Objective:
Write out all of the records precisely. Skip anything that is a picture.

Available data:
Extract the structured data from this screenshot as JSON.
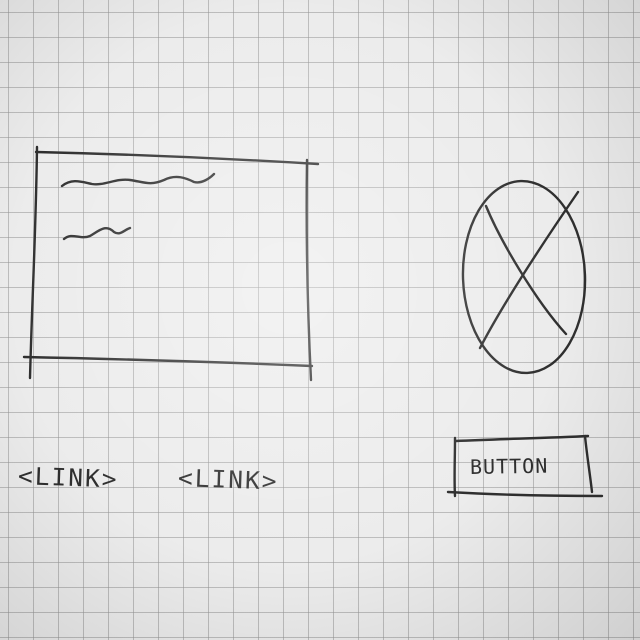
{
  "links": [
    {
      "label": "<LINK>"
    },
    {
      "label": "<LINK>"
    }
  ],
  "button": {
    "label": "BUTTON"
  },
  "image_placeholder": {
    "icon": "image-placeholder-icon"
  },
  "text_block": {
    "lines": [
      "squiggle-text-line",
      "squiggle-text-line"
    ]
  }
}
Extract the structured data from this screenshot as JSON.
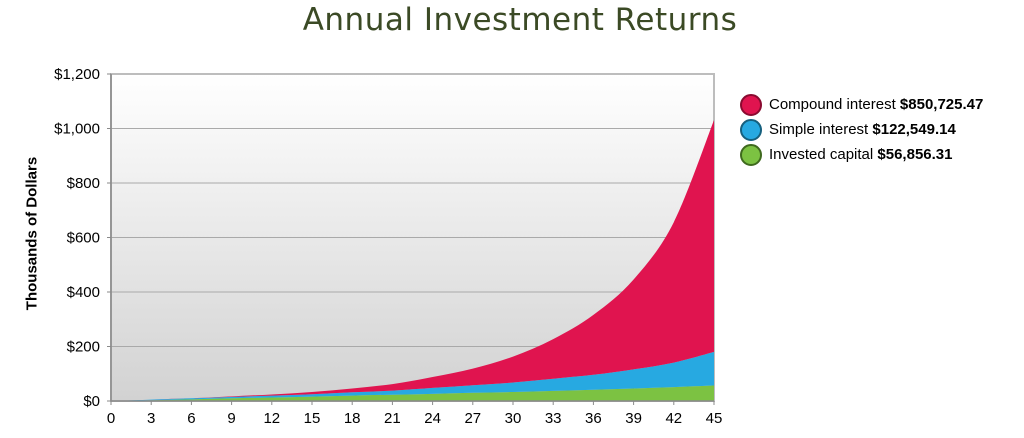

Correct output:
Extract the structured data from this screenshot as JSON.
{
  "links": [
    {
      "label": "<LINK>"
    },
    {
      "label": "<LINK>"
    }
  ],
  "button": {
    "label": "BUTTON"
  },
  "image_placeholder": {
    "icon": "image-placeholder-icon"
  },
  "text_block": {
    "lines": [
      "squiggle-text-line",
      "squiggle-text-line"
    ]
  }
}
Extract the structured data from this screenshot as JSON.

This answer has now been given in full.